» **WHAT YOU HAVE TO DO**:
From the first entry to the last, restate everything word for word and exclude pictures.

<<<<

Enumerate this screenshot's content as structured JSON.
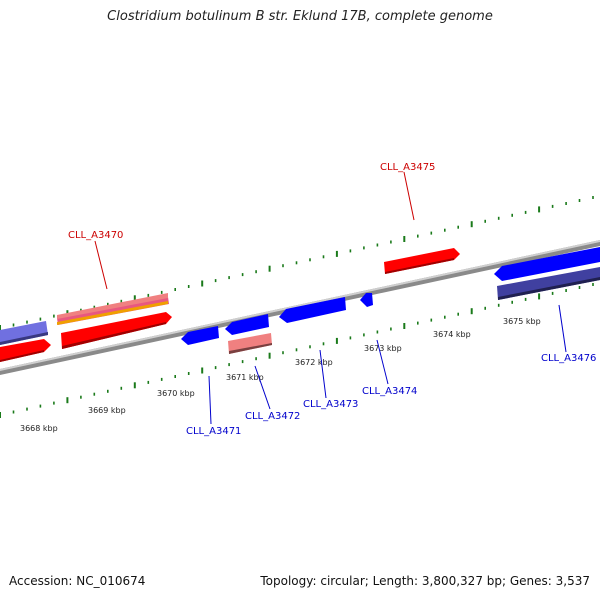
{
  "title": "Clostridium botulinum B str. Eklund 17B, complete genome",
  "accession_text": "Accession: NC_010674",
  "summary_text": "Topology: circular; Length: 3,800,327 bp; Genes: 3,537",
  "colors": {
    "forward_gene": "#ff0000",
    "reverse_gene": "#0000ff",
    "label_forward": "#cc0000",
    "label_reverse": "#0000cc",
    "ruler_ticks": "#1a7a1a",
    "backbone": "#888888"
  },
  "ruler_labels": [
    "3668 kbp",
    "3669 kbp",
    "3670 kbp",
    "3671 kbp",
    "3672 kbp",
    "3673 kbp",
    "3674 kbp",
    "3675 kbp"
  ],
  "gene_labels": [
    {
      "text": "CLL_A3470",
      "strand": "forward"
    },
    {
      "text": "CLL_A3475",
      "strand": "forward"
    },
    {
      "text": "CLL_A3471",
      "strand": "reverse"
    },
    {
      "text": "CLL_A3472",
      "strand": "reverse"
    },
    {
      "text": "CLL_A3473",
      "strand": "reverse"
    },
    {
      "text": "CLL_A3474",
      "strand": "reverse"
    },
    {
      "text": "CLL_A3476",
      "strand": "reverse"
    }
  ]
}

>>>>

» **RESULT OF THIS TASK**:
Enumerate this screenshot's content as structured JSON.
{
  "title": "Clostridium botulinum B str. Eklund 17B, complete genome",
  "accession_text": "Accession: NC_010674",
  "summary_text": "Topology: circular; Length: 3,800,327 bp; Genes: 3,537",
  "colors": {
    "forward_gene": "#ff0000",
    "reverse_gene": "#0000ff",
    "label_forward": "#cc0000",
    "label_reverse": "#0000cc",
    "ruler_ticks": "#1a7a1a",
    "backbone": "#888888"
  },
  "ruler_labels": [
    "3668 kbp",
    "3669 kbp",
    "3670 kbp",
    "3671 kbp",
    "3672 kbp",
    "3673 kbp",
    "3674 kbp",
    "3675 kbp"
  ],
  "gene_labels": [
    {
      "text": "CLL_A3470",
      "strand": "forward"
    },
    {
      "text": "CLL_A3475",
      "strand": "forward"
    },
    {
      "text": "CLL_A3471",
      "strand": "reverse"
    },
    {
      "text": "CLL_A3472",
      "strand": "reverse"
    },
    {
      "text": "CLL_A3473",
      "strand": "reverse"
    },
    {
      "text": "CLL_A3474",
      "strand": "reverse"
    },
    {
      "text": "CLL_A3476",
      "strand": "reverse"
    }
  ]
}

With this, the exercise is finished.